### Task to complete
Your task is to print every entry below exactly as given.

### Exercise inputs
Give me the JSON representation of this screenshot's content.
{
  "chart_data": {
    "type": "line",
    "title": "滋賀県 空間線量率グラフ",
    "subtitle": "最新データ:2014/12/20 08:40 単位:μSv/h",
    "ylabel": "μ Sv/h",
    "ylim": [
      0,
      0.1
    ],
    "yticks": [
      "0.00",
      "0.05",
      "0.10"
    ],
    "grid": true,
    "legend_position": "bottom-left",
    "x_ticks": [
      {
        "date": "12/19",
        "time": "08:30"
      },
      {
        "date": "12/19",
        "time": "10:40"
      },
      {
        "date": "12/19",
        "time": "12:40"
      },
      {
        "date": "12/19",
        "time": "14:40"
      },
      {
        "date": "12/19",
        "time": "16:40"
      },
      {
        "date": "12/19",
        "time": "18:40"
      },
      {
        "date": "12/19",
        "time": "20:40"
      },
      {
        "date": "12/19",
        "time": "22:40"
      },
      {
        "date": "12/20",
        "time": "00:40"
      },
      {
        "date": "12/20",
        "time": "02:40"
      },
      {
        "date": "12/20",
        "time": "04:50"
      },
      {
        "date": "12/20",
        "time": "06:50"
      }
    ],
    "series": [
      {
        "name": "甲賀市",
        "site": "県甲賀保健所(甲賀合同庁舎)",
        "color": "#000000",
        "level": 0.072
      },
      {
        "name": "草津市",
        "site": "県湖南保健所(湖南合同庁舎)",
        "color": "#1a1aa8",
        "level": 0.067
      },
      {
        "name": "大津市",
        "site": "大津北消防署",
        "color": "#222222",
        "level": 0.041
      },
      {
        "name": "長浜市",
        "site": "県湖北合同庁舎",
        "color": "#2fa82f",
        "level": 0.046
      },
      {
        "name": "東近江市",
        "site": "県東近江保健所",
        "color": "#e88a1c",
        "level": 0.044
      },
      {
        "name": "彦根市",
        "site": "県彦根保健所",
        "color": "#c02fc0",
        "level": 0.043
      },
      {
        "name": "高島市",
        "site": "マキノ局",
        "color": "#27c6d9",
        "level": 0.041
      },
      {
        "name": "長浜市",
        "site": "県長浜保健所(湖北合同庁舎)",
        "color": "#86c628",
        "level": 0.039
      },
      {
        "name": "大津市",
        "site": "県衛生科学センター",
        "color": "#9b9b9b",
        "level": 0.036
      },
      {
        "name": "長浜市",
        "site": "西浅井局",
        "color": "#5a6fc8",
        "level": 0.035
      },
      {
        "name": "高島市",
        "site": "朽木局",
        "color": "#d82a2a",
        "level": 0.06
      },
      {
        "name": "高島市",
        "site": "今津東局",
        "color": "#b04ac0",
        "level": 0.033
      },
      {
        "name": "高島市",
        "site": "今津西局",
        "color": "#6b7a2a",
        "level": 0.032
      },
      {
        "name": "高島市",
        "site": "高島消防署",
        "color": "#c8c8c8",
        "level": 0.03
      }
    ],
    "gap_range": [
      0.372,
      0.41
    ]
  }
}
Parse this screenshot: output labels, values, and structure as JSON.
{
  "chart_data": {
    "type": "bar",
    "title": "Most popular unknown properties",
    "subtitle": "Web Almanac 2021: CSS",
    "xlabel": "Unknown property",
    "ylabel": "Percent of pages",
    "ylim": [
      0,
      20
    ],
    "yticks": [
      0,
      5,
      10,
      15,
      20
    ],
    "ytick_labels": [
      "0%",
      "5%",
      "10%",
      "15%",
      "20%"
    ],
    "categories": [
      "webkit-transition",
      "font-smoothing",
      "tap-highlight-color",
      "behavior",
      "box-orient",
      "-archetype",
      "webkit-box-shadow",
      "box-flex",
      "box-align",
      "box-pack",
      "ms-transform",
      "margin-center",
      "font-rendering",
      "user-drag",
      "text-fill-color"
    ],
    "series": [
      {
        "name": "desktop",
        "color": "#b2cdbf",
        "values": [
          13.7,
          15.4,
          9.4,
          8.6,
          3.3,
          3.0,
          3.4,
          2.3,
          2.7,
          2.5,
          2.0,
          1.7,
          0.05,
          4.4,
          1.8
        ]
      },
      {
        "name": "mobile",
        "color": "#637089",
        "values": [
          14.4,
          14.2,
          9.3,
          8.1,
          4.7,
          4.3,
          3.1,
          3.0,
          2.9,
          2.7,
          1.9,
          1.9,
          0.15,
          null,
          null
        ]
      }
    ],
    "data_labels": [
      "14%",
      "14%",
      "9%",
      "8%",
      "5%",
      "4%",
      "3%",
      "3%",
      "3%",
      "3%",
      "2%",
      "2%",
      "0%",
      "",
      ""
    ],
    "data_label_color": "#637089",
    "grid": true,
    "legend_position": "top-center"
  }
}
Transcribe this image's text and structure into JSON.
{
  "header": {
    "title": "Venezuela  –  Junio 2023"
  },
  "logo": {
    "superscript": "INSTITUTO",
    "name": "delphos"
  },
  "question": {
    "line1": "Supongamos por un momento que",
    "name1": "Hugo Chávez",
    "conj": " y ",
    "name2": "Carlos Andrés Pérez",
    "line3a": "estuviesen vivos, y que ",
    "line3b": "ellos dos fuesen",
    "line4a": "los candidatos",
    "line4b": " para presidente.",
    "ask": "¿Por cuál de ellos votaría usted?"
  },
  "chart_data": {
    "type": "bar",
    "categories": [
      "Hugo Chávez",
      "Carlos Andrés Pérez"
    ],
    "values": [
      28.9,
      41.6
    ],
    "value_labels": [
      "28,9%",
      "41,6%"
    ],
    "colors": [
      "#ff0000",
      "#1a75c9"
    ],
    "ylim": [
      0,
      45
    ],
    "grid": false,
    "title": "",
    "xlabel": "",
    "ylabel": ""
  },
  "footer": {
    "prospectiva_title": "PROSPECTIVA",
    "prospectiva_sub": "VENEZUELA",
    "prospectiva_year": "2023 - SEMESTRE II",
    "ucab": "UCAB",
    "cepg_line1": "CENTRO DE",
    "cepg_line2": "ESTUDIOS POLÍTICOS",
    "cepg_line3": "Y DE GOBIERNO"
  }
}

### Answer to the problem
Give me the JSON representation of this screenshot's content.
{
  "chart_data": {
    "type": "line",
    "title": "滋賀県 空間線量率グラフ",
    "subtitle": "最新データ:2014/12/20 08:40 単位:μSv/h",
    "ylabel": "μ Sv/h",
    "ylim": [
      0,
      0.1
    ],
    "yticks": [
      "0.00",
      "0.05",
      "0.10"
    ],
    "grid": true,
    "legend_position": "bottom-left",
    "x_ticks": [
      {
        "date": "12/19",
        "time": "08:30"
      },
      {
        "date": "12/19",
        "time": "10:40"
      },
      {
        "date": "12/19",
        "time": "12:40"
      },
      {
        "date": "12/19",
        "time": "14:40"
      },
      {
        "date": "12/19",
        "time": "16:40"
      },
      {
        "date": "12/19",
        "time": "18:40"
      },
      {
        "date": "12/19",
        "time": "20:40"
      },
      {
        "date": "12/19",
        "time": "22:40"
      },
      {
        "date": "12/20",
        "time": "00:40"
      },
      {
        "date": "12/20",
        "time": "02:40"
      },
      {
        "date": "12/20",
        "time": "04:50"
      },
      {
        "date": "12/20",
        "time": "06:50"
      }
    ],
    "series": [
      {
        "name": "甲賀市",
        "site": "県甲賀保健所(甲賀合同庁舎)",
        "color": "#000000",
        "level": 0.072
      },
      {
        "name": "草津市",
        "site": "県湖南保健所(湖南合同庁舎)",
        "color": "#1a1aa8",
        "level": 0.067
      },
      {
        "name": "大津市",
        "site": "大津北消防署",
        "color": "#222222",
        "level": 0.041
      },
      {
        "name": "長浜市",
        "site": "県湖北合同庁舎",
        "color": "#2fa82f",
        "level": 0.046
      },
      {
        "name": "東近江市",
        "site": "県東近江保健所",
        "color": "#e88a1c",
        "level": 0.044
      },
      {
        "name": "彦根市",
        "site": "県彦根保健所",
        "color": "#c02fc0",
        "level": 0.043
      },
      {
        "name": "高島市",
        "site": "マキノ局",
        "color": "#27c6d9",
        "level": 0.041
      },
      {
        "name": "長浜市",
        "site": "県長浜保健所(湖北合同庁舎)",
        "color": "#86c628",
        "level": 0.039
      },
      {
        "name": "大津市",
        "site": "県衛生科学センター",
        "color": "#9b9b9b",
        "level": 0.036
      },
      {
        "name": "長浜市",
        "site": "西浅井局",
        "color": "#5a6fc8",
        "level": 0.035
      },
      {
        "name": "高島市",
        "site": "朽木局",
        "color": "#d82a2a",
        "level": 0.06
      },
      {
        "name": "高島市",
        "site": "今津東局",
        "color": "#b04ac0",
        "level": 0.033
      },
      {
        "name": "高島市",
        "site": "今津西局",
        "color": "#6b7a2a",
        "level": 0.032
      },
      {
        "name": "高島市",
        "site": "高島消防署",
        "color": "#c8c8c8",
        "level": 0.03
      }
    ],
    "gap_range": [
      0.372,
      0.41
    ]
  }
}
Parse this screenshot: output labels, values, and structure as JSON.
{
  "chart_data": {
    "type": "bar",
    "title": "Most popular unknown properties",
    "subtitle": "Web Almanac 2021: CSS",
    "xlabel": "Unknown property",
    "ylabel": "Percent of pages",
    "ylim": [
      0,
      20
    ],
    "yticks": [
      0,
      5,
      10,
      15,
      20
    ],
    "ytick_labels": [
      "0%",
      "5%",
      "10%",
      "15%",
      "20%"
    ],
    "categories": [
      "webkit-transition",
      "font-smoothing",
      "tap-highlight-color",
      "behavior",
      "box-orient",
      "-archetype",
      "webkit-box-shadow",
      "box-flex",
      "box-align",
      "box-pack",
      "ms-transform",
      "margin-center",
      "font-rendering",
      "user-drag",
      "text-fill-color"
    ],
    "series": [
      {
        "name": "desktop",
        "color": "#b2cdbf",
        "values": [
          13.7,
          15.4,
          9.4,
          8.6,
          3.3,
          3.0,
          3.4,
          2.3,
          2.7,
          2.5,
          2.0,
          1.7,
          0.05,
          4.4,
          1.8
        ]
      },
      {
        "name": "mobile",
        "color": "#637089",
        "values": [
          14.4,
          14.2,
          9.3,
          8.1,
          4.7,
          4.3,
          3.1,
          3.0,
          2.9,
          2.7,
          1.9,
          1.9,
          0.15,
          null,
          null
        ]
      }
    ],
    "data_labels": [
      "14%",
      "14%",
      "9%",
      "8%",
      "5%",
      "4%",
      "3%",
      "3%",
      "3%",
      "3%",
      "2%",
      "2%",
      "0%",
      "",
      ""
    ],
    "data_label_color": "#637089",
    "grid": true,
    "legend_position": "top-center"
  }
}
Transcribe this image's text and structure into JSON.
{
  "header": {
    "title": "Venezuela  –  Junio 2023"
  },
  "logo": {
    "superscript": "INSTITUTO",
    "name": "delphos"
  },
  "question": {
    "line1": "Supongamos por un momento que",
    "name1": "Hugo Chávez",
    "conj": " y ",
    "name2": "Carlos Andrés Pérez",
    "line3a": "estuviesen vivos, y que ",
    "line3b": "ellos dos fuesen",
    "line4a": "los candidatos",
    "line4b": " para presidente.",
    "ask": "¿Por cuál de ellos votaría usted?"
  },
  "chart_data": {
    "type": "bar",
    "categories": [
      "Hugo Chávez",
      "Carlos Andrés Pérez"
    ],
    "values": [
      28.9,
      41.6
    ],
    "value_labels": [
      "28,9%",
      "41,6%"
    ],
    "colors": [
      "#ff0000",
      "#1a75c9"
    ],
    "ylim": [
      0,
      45
    ],
    "grid": false,
    "title": "",
    "xlabel": "",
    "ylabel": ""
  },
  "footer": {
    "prospectiva_title": "PROSPECTIVA",
    "prospectiva_sub": "VENEZUELA",
    "prospectiva_year": "2023 - SEMESTRE II",
    "ucab": "UCAB",
    "cepg_line1": "CENTRO DE",
    "cepg_line2": "ESTUDIOS POLÍTICOS",
    "cepg_line3": "Y DE GOBIERNO"
  }
}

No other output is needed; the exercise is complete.